### TRECHO DA PÁGINA
***

Na véspera do julgamento de um pedido de liberdade feito por Eduardo Cunha (PMDB-RJ), o ministro Gilmar Mendes, do STF (Supremo Tribunal Federal), levantou a discussão sobre as prisões determinadas pela Lava Jato em Curitiba, onde o caso é conduzido em primeira instância pelo juiz Sergio Moro.
"Temos um encontro marcado com as alongadas prisões que se determinam em Curitiba. Temos que nos posicionar sobre este tema que conflita com a jurisprudência que desenvolvemos ao longo desses anos", disse Mendes, em sessão da Segunda Turma, colegiado que julga a Lava Jato no STF.
Foi a primeira sessão com a presença de Edson Fachin, novo relator do caso em substituição a Teori Zavaski, morto no dia 19. Presidente da Segunda Turma, Gilmar Mendes abordou o assunto das prisões em Curitiba após o julgamento de um pedido de liberdade feito por outro réu preso na operação, João Cláudio Genu.
Antigo assessor do ex-deputado federal José Janene (PP), que morreu em 2010, Genu foi condenado em dezembro a oito anos e oito meses de prisão por 11 crimes corrupção passiva e associação criminosa na Lava Jato.
No fim de 2016, Teori chegou a colocar a ação de Cunha na pauta da Segunda Turma, mas, sem explicar os motivos, retirou a ação e decidiu levar o caso para ser avaliado pelo plenário, que reúne todos os ministros.

***

### INFORMAÇÕES FORNECIDAS
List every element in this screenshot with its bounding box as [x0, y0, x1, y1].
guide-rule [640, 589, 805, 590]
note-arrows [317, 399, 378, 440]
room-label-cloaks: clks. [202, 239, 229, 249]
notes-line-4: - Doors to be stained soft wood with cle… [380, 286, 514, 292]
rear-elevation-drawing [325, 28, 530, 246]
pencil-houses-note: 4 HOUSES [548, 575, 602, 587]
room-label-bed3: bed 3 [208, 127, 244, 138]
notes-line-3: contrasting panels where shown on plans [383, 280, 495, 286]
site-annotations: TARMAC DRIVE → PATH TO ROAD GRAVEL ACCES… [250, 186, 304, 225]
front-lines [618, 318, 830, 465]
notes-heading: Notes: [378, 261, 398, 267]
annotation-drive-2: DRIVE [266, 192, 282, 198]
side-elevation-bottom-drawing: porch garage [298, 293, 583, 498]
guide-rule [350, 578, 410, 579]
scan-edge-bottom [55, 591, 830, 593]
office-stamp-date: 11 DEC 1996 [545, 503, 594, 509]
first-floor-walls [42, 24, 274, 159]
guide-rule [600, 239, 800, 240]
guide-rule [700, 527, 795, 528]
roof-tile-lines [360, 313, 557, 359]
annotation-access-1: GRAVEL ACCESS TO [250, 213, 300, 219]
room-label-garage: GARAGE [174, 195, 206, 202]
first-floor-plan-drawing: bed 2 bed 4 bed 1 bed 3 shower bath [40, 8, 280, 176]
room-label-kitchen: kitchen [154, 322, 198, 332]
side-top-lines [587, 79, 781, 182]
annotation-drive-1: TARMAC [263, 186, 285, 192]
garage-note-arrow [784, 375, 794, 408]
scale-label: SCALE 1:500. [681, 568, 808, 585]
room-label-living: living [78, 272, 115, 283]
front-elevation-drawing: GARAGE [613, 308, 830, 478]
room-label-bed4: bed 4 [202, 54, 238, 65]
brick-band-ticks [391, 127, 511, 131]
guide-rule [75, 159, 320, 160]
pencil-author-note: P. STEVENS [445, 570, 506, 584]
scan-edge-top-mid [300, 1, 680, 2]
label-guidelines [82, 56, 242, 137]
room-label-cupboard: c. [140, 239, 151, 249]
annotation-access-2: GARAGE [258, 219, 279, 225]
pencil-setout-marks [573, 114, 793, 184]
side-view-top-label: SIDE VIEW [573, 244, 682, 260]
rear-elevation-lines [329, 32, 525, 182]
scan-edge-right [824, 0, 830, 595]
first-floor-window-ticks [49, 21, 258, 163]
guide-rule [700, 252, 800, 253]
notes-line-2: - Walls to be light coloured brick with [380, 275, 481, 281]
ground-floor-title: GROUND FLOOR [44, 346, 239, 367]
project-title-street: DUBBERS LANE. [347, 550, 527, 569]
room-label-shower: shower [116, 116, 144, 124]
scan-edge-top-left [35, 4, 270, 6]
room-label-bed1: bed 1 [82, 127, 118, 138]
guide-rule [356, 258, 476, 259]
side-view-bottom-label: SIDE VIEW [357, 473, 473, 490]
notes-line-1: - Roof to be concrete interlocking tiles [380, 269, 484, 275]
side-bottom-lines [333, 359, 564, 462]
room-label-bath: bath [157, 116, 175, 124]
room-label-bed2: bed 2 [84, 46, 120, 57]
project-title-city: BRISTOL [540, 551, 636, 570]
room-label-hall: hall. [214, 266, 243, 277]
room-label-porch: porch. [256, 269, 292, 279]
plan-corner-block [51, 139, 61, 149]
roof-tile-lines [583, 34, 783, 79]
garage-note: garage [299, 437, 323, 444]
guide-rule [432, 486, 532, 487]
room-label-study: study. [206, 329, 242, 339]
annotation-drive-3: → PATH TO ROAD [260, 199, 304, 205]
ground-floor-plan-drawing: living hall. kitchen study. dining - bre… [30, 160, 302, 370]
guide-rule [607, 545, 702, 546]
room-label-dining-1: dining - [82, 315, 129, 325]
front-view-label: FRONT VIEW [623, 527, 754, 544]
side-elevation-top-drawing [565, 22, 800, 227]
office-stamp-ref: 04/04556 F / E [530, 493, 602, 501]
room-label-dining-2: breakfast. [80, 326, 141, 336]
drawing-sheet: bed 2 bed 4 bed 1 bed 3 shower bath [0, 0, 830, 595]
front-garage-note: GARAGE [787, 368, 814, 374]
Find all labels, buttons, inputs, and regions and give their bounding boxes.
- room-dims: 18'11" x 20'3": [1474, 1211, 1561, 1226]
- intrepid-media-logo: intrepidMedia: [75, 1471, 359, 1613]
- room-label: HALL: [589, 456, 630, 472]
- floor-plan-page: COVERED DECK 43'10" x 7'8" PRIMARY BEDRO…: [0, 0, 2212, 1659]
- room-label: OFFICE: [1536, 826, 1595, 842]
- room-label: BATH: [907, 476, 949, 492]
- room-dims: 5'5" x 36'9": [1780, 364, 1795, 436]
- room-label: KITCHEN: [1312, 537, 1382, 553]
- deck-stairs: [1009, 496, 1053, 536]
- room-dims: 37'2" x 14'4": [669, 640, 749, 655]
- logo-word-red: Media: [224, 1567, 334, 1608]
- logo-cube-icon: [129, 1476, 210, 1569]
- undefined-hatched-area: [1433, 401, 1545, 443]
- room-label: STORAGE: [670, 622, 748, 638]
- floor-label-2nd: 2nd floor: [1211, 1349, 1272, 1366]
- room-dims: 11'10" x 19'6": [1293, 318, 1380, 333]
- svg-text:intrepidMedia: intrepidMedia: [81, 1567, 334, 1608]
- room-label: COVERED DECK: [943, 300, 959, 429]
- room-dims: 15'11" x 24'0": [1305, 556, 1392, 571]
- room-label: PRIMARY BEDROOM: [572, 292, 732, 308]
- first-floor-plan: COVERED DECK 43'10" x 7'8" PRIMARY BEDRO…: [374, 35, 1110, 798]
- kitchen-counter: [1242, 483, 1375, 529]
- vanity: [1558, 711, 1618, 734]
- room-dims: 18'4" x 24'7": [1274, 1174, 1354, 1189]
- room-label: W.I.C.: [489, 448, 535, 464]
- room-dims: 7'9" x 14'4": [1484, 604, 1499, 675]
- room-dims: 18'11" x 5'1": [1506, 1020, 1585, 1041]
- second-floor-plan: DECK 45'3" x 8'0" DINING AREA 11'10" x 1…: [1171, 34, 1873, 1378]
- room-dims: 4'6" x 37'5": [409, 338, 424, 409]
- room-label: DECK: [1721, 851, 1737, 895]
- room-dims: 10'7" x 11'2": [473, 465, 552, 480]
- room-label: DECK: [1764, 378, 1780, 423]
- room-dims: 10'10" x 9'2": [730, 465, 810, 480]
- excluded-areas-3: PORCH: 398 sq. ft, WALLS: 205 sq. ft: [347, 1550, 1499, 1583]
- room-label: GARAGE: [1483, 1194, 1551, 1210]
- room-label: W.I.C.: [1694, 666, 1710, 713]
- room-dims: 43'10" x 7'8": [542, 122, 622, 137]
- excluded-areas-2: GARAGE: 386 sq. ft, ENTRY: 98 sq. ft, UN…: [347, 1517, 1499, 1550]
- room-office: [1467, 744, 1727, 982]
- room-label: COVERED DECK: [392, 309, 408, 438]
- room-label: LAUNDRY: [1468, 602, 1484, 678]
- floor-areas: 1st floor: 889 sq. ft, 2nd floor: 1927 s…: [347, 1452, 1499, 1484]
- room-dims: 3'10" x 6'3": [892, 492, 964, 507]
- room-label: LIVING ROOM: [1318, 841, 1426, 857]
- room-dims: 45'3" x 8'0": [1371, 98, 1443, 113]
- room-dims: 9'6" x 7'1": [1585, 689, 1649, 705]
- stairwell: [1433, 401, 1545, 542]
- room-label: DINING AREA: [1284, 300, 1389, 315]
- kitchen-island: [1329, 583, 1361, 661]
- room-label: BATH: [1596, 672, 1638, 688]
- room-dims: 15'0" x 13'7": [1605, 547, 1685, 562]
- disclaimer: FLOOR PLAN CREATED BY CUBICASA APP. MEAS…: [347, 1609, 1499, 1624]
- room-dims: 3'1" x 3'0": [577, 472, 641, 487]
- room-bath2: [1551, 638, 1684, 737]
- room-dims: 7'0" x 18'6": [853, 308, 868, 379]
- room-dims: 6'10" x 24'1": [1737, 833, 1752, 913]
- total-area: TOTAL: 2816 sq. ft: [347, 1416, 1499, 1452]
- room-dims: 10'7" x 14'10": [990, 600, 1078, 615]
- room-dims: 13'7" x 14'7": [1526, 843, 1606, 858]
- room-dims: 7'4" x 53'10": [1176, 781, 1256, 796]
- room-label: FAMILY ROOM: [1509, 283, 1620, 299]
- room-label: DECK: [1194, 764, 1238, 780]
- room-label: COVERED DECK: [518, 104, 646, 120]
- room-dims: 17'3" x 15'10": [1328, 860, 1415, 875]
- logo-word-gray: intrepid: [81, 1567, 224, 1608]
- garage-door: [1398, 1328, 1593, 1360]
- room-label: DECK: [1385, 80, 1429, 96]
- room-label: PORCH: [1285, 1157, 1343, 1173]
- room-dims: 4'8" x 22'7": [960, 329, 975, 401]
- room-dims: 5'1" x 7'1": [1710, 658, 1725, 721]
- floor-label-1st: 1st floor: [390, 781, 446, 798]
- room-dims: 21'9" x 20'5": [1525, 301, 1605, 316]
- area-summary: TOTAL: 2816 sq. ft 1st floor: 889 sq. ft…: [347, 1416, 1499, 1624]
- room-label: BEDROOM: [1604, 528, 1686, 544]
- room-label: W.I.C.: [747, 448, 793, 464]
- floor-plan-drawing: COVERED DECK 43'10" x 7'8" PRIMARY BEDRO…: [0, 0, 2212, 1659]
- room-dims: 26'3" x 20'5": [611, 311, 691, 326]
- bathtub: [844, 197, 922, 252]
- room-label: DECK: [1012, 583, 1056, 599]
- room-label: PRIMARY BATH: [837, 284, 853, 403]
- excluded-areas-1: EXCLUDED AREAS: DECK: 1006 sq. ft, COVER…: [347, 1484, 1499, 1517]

***

### TAREFA PROPOSTA 1
Copie, do texto sobre as prisões da Lava Jato em Curitiba, o trecho de "Antigo assessor do" até "todos os ministros.".
### TAREFA PROPOSTA 2
Escreva a continuação do texto sobre as prisões da Lava Jato em Curitiba a partir do ponto em que ele termina.

### RESPOSTA DA TAREFA 1
Antigo assessor do ex-deputado federal José Janene (PP), que morreu em 2010, Genu foi condenado em dezembro a oito anos e oito meses de prisão por 11 crimes corrupção passiva e associação criminosa na Lava Jato.
No fim de 2016, Teori chegou a colocar a ação de Cunha na pauta da Segunda Turma, mas, sem explicar os motivos, retirou a ação e decidiu levar o caso para ser avaliado pelo plenário, que reúne todos os ministros.

### RESPOSTA DA TAREFA 2
Embora o recurso de Cunha esteja na pauta, sua votação não está garantida. Ministros avaliam nos bastidores que o ideal seria evitar a votação para não desgastar a imagem da corte em caso de uma eventual decisão favorável a Cunha, logo após a volta dos trabalhos da Lava Jato e após a morte de Teori, que determinou o afastamento de Cunha da presidência da Câmara no ano passado.
'Ó DO BOROGODÓ'
Não é a primeira vez que Mendes critica ações da Lava Jato em Curitiba. No ano passado, o ministro disse que os investigadores precisavam calçar "sandálias da humildade" e não podiam se achar o "ó do borogodó".
A ação de Cunha que será analisada no STF corre em segredo de Justiça. O conteúdo, portanto, está sob sigilo. Segundo a defesa do peemedebista, os argumentos que o Ministério Público Federal usou para pedir a prisão de Cunha ao juiz Moro já haviam sido analisados pelo ministro Teori em junho, quando a Procuradoria-geral da República pediu sua prisão e a de outros caciques do partido -os senadores Renan Calheiros (PMDB-AL) e Romero Jucá (PMDB-RR), além do ex-presidente José Sarney (PMDB-AP).
Assim, como os argumentos já haviam sido analisados e o pedido negado, não poderiam ser usados novamente em outro pedido de prisão, diz a defesa.
MÉTODOS DA LAVA JATO
Em uma ação protocolada pelo PT no STF, o procurador-geral da República, Rodrigo Janot, se manifestou a favor da condução coercitiva -instrumento que tem sido bastante utilizado na operação lava Jato e que é questionado pelos investigados.
Na ação, o PT questiona a condução coercitiva para realização de interrogatório e argumenta que a norma viola os preceitos fundamentais da liberdade individual e o direito de não auto-incriminação.
O ex-presidente Lula foi alvo de condução coercitiva em 4 de março de 2016. Ele foi levado a prestar depoimento em uma sala do aeroporto de Congonhas. O ato provocou comoção popular e protestos no local, e foi duramente criticado pela defesa do ex-presidente.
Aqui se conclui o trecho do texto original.